# [Work required]
Beneath this task is a listing. State how many of its lines include the string "представителя", giving nothing but the number.

# [Materials provided]
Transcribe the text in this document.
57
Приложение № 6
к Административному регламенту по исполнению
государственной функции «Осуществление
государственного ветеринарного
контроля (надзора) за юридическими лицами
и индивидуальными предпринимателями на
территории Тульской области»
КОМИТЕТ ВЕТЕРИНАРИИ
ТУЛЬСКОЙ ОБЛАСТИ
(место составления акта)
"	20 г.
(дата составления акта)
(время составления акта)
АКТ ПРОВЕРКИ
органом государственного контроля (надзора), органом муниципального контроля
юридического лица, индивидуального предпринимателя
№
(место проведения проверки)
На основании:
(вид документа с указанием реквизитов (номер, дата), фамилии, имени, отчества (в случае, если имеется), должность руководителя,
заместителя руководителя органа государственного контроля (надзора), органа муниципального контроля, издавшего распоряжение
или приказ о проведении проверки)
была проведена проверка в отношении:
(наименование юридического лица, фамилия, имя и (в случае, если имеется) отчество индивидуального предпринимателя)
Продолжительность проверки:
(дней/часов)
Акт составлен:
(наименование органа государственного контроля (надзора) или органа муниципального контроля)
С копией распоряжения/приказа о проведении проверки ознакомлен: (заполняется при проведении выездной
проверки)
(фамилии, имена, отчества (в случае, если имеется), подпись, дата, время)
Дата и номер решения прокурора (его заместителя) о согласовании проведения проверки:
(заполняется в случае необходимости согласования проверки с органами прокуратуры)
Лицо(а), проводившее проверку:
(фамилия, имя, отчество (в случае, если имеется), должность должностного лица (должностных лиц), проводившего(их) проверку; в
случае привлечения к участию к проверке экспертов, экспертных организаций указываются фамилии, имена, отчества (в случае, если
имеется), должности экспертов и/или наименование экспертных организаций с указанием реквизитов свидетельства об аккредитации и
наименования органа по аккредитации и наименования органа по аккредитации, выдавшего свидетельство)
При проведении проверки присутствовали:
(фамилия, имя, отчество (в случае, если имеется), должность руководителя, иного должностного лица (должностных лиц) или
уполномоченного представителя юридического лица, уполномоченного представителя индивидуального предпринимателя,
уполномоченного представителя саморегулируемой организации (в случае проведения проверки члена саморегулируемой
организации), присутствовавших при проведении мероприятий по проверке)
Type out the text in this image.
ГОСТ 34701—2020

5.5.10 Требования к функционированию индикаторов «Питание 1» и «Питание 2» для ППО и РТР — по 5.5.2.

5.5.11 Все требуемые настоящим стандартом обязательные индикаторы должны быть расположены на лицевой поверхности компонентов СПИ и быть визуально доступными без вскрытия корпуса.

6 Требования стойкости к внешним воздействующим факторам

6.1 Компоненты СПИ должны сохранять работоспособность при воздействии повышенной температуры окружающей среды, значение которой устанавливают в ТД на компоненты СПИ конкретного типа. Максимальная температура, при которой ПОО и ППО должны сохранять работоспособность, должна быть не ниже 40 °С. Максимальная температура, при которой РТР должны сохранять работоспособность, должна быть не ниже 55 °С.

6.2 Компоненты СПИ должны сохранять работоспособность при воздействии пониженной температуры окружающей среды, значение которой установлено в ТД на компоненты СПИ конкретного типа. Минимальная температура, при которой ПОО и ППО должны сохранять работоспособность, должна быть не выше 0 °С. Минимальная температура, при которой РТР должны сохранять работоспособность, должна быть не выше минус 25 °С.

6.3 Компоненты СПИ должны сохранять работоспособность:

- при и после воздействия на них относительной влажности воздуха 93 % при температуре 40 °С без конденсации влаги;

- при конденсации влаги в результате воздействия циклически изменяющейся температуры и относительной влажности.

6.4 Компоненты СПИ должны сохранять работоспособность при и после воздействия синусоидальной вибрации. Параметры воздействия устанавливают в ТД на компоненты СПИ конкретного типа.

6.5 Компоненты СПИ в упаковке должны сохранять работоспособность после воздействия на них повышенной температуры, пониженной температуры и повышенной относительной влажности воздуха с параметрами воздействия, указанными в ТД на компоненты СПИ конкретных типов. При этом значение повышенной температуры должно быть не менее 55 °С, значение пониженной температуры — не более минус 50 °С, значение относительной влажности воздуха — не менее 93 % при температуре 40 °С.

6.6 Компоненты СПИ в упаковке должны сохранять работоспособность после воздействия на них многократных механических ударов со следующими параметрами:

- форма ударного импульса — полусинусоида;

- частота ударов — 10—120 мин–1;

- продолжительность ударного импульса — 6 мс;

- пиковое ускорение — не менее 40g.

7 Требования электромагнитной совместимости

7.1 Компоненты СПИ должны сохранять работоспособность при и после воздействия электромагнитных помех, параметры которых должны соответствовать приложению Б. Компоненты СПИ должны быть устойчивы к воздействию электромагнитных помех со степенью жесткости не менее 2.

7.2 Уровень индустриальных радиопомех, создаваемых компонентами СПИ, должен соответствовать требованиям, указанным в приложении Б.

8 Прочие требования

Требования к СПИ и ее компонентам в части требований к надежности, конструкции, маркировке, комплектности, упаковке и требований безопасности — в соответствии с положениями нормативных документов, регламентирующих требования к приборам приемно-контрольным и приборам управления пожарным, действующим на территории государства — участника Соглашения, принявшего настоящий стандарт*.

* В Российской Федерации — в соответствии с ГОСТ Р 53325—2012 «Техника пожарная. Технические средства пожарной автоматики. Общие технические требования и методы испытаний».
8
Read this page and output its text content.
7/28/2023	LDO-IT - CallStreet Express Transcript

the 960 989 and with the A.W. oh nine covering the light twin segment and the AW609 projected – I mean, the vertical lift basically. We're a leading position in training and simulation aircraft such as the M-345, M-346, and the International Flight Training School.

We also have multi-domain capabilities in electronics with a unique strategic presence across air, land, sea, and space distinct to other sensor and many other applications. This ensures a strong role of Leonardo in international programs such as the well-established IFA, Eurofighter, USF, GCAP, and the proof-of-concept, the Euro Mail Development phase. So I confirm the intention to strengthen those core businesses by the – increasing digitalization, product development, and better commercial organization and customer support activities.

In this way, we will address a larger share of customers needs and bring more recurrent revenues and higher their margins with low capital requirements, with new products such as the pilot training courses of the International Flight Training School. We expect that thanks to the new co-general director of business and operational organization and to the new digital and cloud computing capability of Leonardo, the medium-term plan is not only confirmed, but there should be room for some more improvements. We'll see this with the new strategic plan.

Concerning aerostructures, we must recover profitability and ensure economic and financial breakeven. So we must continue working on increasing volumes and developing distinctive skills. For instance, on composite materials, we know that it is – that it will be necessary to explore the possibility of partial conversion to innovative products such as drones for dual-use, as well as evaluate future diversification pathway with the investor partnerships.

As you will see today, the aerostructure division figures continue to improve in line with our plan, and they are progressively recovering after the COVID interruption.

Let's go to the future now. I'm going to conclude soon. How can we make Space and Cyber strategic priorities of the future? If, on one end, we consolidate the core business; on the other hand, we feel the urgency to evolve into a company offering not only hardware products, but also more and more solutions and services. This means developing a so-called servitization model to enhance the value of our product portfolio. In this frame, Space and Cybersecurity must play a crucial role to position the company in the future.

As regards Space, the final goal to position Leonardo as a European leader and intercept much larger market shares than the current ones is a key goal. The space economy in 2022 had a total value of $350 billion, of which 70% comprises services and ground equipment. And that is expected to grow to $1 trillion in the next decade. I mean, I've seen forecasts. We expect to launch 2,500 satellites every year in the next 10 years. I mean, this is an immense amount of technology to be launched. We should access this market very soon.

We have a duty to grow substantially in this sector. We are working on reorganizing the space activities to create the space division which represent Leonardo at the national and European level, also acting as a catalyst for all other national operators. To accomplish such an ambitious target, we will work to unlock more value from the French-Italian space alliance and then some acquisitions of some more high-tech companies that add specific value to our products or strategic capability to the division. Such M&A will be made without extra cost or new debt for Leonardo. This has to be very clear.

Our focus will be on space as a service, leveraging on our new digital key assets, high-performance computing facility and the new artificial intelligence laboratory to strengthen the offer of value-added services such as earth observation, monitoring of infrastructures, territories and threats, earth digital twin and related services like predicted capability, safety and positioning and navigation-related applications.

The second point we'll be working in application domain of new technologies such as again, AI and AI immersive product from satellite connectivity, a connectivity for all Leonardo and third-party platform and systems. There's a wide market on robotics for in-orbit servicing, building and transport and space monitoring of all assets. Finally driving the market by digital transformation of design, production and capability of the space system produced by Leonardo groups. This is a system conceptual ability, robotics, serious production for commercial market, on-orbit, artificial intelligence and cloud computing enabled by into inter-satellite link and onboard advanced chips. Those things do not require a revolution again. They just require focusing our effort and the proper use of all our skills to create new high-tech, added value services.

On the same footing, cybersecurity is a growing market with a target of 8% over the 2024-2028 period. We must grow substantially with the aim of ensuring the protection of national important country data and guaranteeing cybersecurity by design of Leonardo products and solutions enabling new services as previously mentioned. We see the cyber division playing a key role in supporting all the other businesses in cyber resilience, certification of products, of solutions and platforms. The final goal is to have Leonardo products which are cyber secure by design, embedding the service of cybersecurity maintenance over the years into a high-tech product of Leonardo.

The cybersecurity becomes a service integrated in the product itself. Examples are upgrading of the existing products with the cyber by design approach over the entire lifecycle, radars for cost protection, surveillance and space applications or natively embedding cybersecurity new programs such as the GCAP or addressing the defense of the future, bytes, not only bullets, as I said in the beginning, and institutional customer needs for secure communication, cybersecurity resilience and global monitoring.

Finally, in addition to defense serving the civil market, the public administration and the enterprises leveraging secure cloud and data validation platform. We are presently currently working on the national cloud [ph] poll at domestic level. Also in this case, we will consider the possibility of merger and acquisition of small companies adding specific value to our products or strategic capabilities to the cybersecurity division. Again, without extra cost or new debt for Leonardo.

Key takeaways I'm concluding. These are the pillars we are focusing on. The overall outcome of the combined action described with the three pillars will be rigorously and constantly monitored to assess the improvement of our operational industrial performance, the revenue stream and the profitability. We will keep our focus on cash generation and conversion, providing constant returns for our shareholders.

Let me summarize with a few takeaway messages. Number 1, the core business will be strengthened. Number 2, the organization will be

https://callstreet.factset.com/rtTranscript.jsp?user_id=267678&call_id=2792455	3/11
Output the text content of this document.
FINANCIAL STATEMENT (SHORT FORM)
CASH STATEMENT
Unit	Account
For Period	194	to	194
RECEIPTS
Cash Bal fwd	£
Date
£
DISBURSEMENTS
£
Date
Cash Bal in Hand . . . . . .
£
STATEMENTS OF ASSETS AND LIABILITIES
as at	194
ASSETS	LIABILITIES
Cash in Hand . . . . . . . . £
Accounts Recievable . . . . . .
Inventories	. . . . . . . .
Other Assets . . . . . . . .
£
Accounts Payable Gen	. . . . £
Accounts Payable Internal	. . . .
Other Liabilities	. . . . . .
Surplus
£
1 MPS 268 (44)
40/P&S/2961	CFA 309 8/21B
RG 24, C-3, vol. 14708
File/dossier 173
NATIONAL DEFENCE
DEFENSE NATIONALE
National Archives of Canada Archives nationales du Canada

# [Correct output]
2